Repeat, exactly and completely, the material that follows. Omit the pictures.

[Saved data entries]

* BEGIN *

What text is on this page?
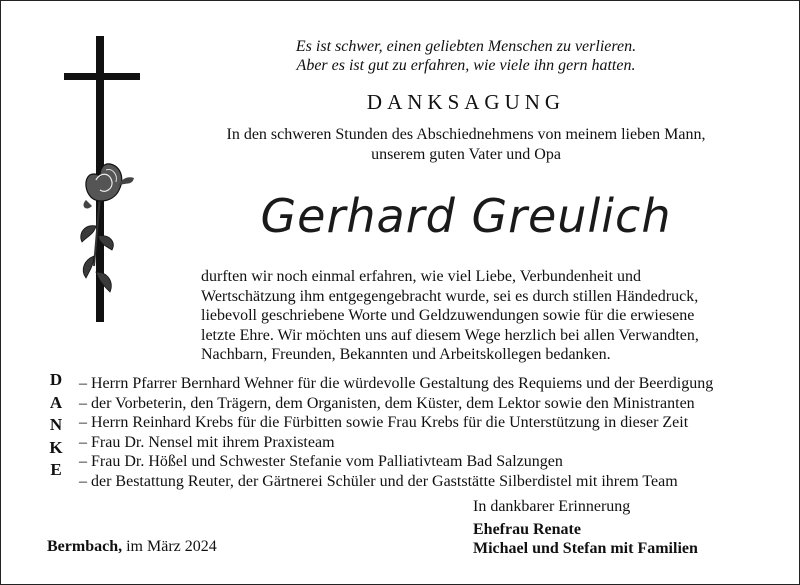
Es ist schwer, einen geliebten Menschen zu verlieren.
Aber es ist gut zu erfahren, wie viele ihn gern hatten.
DANKSAGUNG
In den schweren Stunden des Abschiednehmens von meinem lieben Mann,
unserem guten Vater und Opa
Gerhard Greulich
durften wir noch einmal erfahren, wie viel Liebe, Verbundenheit und
Wertschätzung ihm entgegengebracht wurde, sei es durch stillen Händedruck,
liebevoll geschriebene Worte und Geldzuwendungen sowie für die erwiesene
letzte Ehre. Wir möchten uns auf diesem Wege herzlich bei allen Verwandten,
Nachbarn, Freunden, Bekannten und Arbeitskollegen bedanken.
D
A
N
K
E
– Herrn Pfarrer Bernhard Wehner für die würdevolle Gestaltung des Requiems und der Beerdigung
– der Vorbeterin, den Trägern, dem Organisten, dem Küster, dem Lektor sowie den Ministranten
– Herrn Reinhard Krebs für die Fürbitten sowie Frau Krebs für die Unterstützung in dieser Zeit
– Frau Dr. Nensel mit ihrem Praxisteam
– Frau Dr. Hößel und Schwester Stefanie vom Palliativteam Bad Salzungen
– der Bestattung Reuter, der Gärtnerei Schüler und der Gaststätte Silberdistel mit ihrem Team
In dankbarer Erinnerung
Bermbach, im März 2024
Ehefrau Renate
Michael und Stefan mit Familien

* END *

_THE RESULT:_
What text is on this page?
Es ist schwer, einen geliebten Menschen zu verlieren.
Aber es ist gut zu erfahren, wie viele ihn gern hatten.
DANKSAGUNG
In den schweren Stunden des Abschiednehmens von meinem lieben Mann,
unserem guten Vater und Opa
Gerhard Greulich
durften wir noch einmal erfahren, wie viel Liebe, Verbundenheit und
Wertschätzung ihm entgegengebracht wurde, sei es durch stillen Händedruck,
liebevoll geschriebene Worte und Geldzuwendungen sowie für die erwiesene
letzte Ehre. Wir möchten uns auf diesem Wege herzlich bei allen Verwandten,
Nachbarn, Freunden, Bekannten und Arbeitskollegen bedanken.
D
A
N
K
E
– Herrn Pfarrer Bernhard Wehner für die würdevolle Gestaltung des Requiems und der Beerdigung
– der Vorbeterin, den Trägern, dem Organisten, dem Küster, dem Lektor sowie den Ministranten
– Herrn Reinhard Krebs für die Fürbitten sowie Frau Krebs für die Unterstützung in dieser Zeit
– Frau Dr. Nensel mit ihrem Praxisteam
– Frau Dr. Hößel und Schwester Stefanie vom Palliativteam Bad Salzungen
– der Bestattung Reuter, der Gärtnerei Schüler und der Gaststätte Silberdistel mit ihrem Team
In dankbarer Erinnerung
Bermbach, im März 2024
Ehefrau Renate
Michael und Stefan mit Familien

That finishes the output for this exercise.